__EXERCISE MATERIALS__.
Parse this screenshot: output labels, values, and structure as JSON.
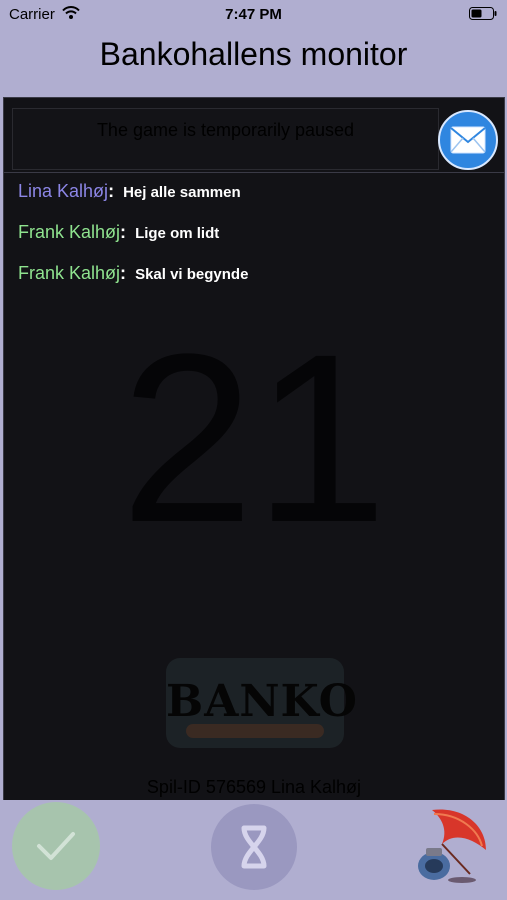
{
  "status_bar": {
    "carrier": "Carrier",
    "time": "7:47 PM"
  },
  "header": {
    "title": "Bankohallens monitor"
  },
  "banner": {
    "text": "The game is temporarily paused"
  },
  "chat": {
    "messages": [
      {
        "name": "Lina Kalhøj",
        "text": "Hej alle sammen",
        "color": "#8c86e6"
      },
      {
        "name": "Frank Kalhøj",
        "text": "Lige om lidt",
        "color": "#8fe38f"
      },
      {
        "name": "Frank Kalhøj",
        "text": "Skal vi begynde",
        "color": "#8fe38f"
      }
    ]
  },
  "current_number": "21",
  "logo": {
    "text": "BANKO"
  },
  "game_id": "Spil-ID 576569 Lina Kalhøj",
  "icons": {
    "mail": "envelope-icon",
    "confirm": "checkmark-icon",
    "loop": "infinity-icon",
    "quill": "quill-ink-icon"
  },
  "colors": {
    "background": "#b0aed0",
    "monitor": "#121216",
    "mail_button": "#2f86e0"
  }
}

__EXERCISE INSTRUCTIONS__.
Give the data again exactly as written, with all pictures left out.

__EXERCISE SOLUTION__.
Parse this screenshot: output labels, values, and structure as JSON.
{
  "status_bar": {
    "carrier": "Carrier",
    "time": "7:47 PM"
  },
  "header": {
    "title": "Bankohallens monitor"
  },
  "banner": {
    "text": "The game is temporarily paused"
  },
  "chat": {
    "messages": [
      {
        "name": "Lina Kalhøj",
        "text": "Hej alle sammen",
        "color": "#8c86e6"
      },
      {
        "name": "Frank Kalhøj",
        "text": "Lige om lidt",
        "color": "#8fe38f"
      },
      {
        "name": "Frank Kalhøj",
        "text": "Skal vi begynde",
        "color": "#8fe38f"
      }
    ]
  },
  "current_number": "21",
  "logo": {
    "text": "BANKO"
  },
  "game_id": "Spil-ID 576569 Lina Kalhøj",
  "icons": {
    "mail": "envelope-icon",
    "confirm": "checkmark-icon",
    "loop": "infinity-icon",
    "quill": "quill-ink-icon"
  },
  "colors": {
    "background": "#b0aed0",
    "monitor": "#121216",
    "mail_button": "#2f86e0"
  }
}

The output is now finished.